### YOUR INSTRUCTIONS
From the entries that follow, gather each line holding the word "Vendite".

(Records about charts and figures)
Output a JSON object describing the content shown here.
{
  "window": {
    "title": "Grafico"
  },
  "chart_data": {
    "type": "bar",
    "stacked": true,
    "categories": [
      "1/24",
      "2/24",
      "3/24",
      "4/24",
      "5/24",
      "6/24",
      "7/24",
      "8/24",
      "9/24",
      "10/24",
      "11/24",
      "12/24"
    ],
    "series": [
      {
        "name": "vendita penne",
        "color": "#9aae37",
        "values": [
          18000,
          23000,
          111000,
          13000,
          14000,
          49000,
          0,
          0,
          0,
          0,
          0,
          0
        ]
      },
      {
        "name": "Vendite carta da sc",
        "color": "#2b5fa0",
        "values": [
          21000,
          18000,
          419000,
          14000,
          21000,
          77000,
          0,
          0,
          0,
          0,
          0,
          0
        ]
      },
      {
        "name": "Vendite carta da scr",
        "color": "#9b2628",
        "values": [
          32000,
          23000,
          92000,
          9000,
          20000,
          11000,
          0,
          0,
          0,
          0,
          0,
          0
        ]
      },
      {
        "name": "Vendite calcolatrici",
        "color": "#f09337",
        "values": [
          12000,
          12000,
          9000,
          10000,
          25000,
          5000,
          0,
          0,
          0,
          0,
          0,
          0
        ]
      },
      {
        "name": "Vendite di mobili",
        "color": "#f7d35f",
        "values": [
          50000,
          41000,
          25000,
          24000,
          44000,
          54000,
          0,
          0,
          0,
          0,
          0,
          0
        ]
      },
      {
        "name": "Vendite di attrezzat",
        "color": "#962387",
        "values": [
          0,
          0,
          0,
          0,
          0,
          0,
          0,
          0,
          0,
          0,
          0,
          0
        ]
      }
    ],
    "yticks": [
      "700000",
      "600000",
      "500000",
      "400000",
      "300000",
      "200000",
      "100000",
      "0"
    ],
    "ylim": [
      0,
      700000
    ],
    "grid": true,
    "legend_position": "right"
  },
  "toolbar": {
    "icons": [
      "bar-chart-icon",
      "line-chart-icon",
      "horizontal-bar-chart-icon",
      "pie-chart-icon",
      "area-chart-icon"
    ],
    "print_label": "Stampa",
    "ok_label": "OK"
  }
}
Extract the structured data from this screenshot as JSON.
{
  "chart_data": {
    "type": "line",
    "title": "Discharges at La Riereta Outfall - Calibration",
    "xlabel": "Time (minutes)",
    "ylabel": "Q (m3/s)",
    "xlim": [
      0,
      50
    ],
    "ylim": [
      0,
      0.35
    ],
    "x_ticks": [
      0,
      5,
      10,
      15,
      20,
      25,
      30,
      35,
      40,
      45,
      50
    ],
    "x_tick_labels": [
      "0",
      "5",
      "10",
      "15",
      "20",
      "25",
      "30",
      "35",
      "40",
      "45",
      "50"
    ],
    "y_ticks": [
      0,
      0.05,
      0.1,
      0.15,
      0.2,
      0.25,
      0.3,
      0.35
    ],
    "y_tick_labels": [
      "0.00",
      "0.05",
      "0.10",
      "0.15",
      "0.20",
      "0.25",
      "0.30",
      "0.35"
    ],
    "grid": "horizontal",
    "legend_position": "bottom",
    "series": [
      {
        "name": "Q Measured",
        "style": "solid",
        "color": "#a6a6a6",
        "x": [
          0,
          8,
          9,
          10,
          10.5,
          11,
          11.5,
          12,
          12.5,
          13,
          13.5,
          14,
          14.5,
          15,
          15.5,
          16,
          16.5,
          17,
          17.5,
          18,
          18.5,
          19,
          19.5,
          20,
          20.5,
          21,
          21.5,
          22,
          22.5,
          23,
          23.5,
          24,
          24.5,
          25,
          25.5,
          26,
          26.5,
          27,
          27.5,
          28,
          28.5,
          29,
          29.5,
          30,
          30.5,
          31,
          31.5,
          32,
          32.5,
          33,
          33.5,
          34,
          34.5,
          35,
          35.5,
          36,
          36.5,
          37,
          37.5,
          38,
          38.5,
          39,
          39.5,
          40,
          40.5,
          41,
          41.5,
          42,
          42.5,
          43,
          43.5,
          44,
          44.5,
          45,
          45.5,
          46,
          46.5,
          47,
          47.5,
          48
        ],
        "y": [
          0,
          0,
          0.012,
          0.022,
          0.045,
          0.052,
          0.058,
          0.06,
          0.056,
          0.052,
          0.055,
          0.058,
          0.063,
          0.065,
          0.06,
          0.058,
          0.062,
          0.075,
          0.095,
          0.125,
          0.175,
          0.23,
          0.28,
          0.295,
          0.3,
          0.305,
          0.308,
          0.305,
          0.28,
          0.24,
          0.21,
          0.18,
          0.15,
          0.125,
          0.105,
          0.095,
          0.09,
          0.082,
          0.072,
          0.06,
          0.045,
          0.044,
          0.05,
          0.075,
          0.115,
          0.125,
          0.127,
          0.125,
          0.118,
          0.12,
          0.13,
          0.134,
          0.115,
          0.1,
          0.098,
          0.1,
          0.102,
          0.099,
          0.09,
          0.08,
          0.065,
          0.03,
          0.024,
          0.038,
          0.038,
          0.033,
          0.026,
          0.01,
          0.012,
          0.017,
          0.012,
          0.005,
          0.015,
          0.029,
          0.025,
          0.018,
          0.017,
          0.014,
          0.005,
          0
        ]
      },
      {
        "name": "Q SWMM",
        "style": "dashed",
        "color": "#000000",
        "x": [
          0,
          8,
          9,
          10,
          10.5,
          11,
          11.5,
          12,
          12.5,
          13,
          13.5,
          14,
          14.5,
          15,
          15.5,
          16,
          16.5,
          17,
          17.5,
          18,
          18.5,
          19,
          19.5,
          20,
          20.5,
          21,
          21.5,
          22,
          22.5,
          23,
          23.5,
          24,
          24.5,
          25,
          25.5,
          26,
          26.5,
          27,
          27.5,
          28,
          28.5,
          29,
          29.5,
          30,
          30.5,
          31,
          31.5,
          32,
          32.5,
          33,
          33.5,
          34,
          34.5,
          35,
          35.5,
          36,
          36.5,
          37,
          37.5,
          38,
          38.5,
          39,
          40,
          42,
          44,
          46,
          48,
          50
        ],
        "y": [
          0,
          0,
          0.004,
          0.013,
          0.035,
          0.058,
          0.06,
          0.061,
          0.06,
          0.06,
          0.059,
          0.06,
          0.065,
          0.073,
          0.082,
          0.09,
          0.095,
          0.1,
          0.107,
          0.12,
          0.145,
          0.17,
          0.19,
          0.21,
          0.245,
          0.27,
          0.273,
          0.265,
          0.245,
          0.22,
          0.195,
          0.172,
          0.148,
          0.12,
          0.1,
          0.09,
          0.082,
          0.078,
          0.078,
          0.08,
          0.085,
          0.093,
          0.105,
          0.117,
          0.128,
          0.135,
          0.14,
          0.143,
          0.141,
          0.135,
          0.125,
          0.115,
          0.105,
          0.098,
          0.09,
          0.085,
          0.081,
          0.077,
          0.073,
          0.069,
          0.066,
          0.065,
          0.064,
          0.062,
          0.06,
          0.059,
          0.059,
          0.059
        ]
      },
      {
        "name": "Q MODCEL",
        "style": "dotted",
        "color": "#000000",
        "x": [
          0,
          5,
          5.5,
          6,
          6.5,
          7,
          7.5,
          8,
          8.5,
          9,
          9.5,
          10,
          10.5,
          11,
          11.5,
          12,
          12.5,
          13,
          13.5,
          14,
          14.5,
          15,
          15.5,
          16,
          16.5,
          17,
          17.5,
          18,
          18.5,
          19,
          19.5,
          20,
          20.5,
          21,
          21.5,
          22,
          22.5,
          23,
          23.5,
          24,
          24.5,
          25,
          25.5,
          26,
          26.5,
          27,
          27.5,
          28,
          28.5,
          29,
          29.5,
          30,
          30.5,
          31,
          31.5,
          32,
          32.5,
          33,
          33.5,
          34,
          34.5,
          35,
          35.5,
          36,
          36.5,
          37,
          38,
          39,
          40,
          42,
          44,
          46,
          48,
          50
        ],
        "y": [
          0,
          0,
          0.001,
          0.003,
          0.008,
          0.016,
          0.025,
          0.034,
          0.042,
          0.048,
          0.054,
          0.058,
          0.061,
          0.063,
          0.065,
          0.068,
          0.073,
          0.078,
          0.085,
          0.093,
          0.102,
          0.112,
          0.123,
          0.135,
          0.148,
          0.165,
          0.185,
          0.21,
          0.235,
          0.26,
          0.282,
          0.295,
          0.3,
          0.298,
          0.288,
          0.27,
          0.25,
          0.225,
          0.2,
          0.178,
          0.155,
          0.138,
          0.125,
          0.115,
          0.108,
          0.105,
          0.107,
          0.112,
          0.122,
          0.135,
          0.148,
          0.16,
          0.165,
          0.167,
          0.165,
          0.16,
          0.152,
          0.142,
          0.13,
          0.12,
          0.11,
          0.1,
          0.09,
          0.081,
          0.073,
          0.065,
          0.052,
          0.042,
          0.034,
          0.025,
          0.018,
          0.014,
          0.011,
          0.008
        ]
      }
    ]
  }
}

### COMPLETE ANSWER
        "name": "Vendite carta da sc",
        "name": "Vendite carta da scr",
        "name": "Vendite calcolatrici",
        "name": "Vendite di mobili",
        "name": "Vendite di attrezzat",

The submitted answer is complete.